▶ **EXERCISE TASK**
Check every line below for the word "交货方法" and copy each one that has it.

* START *

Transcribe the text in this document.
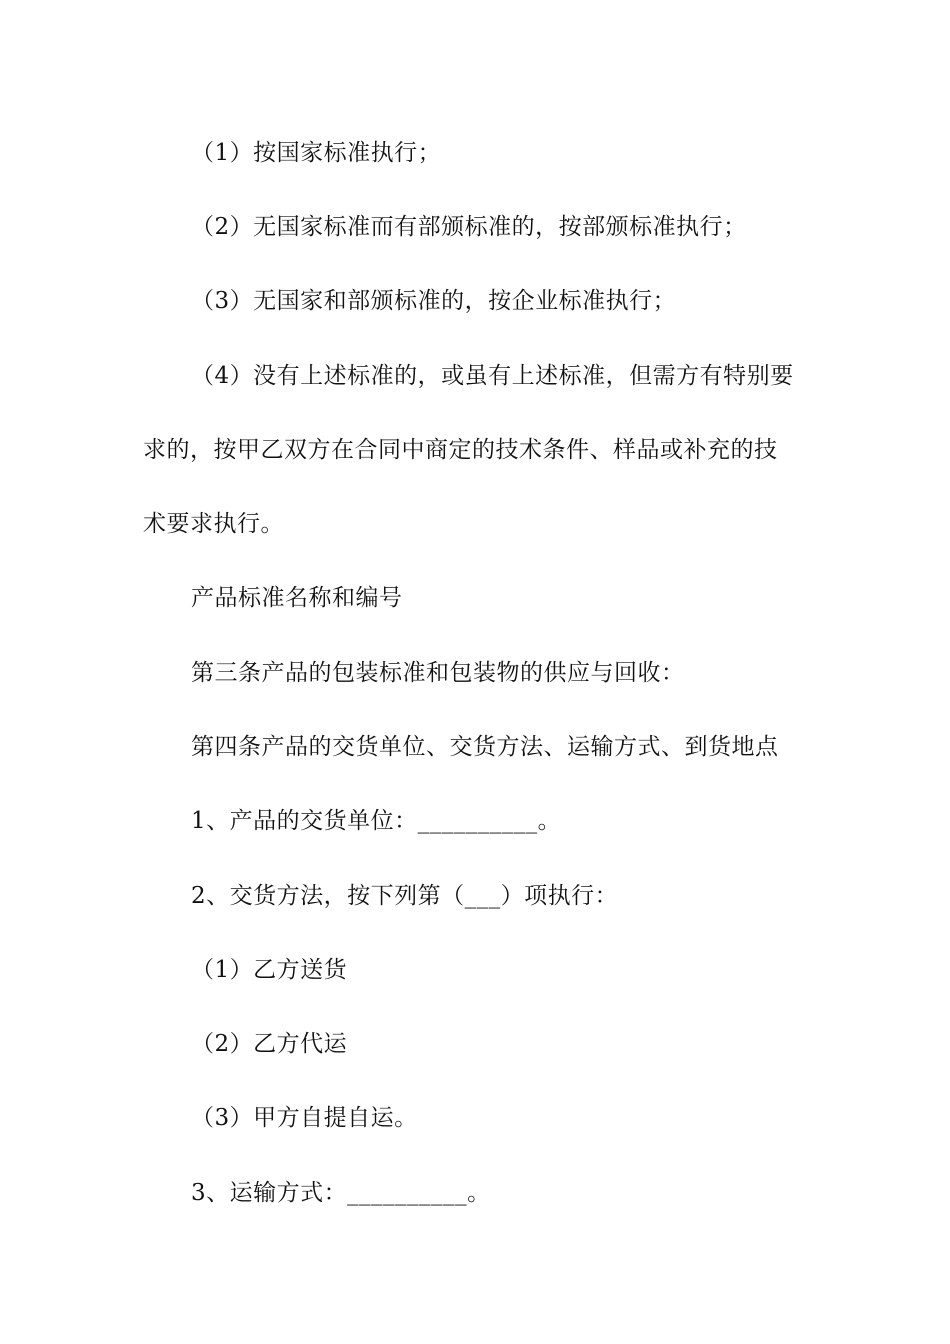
（1）按国家标准执行；
（2）无国家标准而有部颁标准的，按部颁标准执行；
（3）无国家和部颁标准的，按企业标准执行；
（4）没有上述标准的，或虽有上述标准，但需方有特别要
求的，按甲乙双方在合同中商定的技术条件、样品或补充的技
术要求执行。
产品标准名称和编号
第三条产品的包装标准和包装物的供应与回收：
第四条产品的交货单位、交货方法、运输方式、到货地点
1、产品的交货单位：__________。
2、交货方法，按下列第（___）项执行：
（1）乙方送货
（2）乙方代运
（3）甲方自提自运。
3、运输方式：__________。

* END *

▶ **THE COMPLETED TASK**
第四条产品的交货单位、交货方法、运输方式、到货地点
2、交货方法，按下列第（___）项执行：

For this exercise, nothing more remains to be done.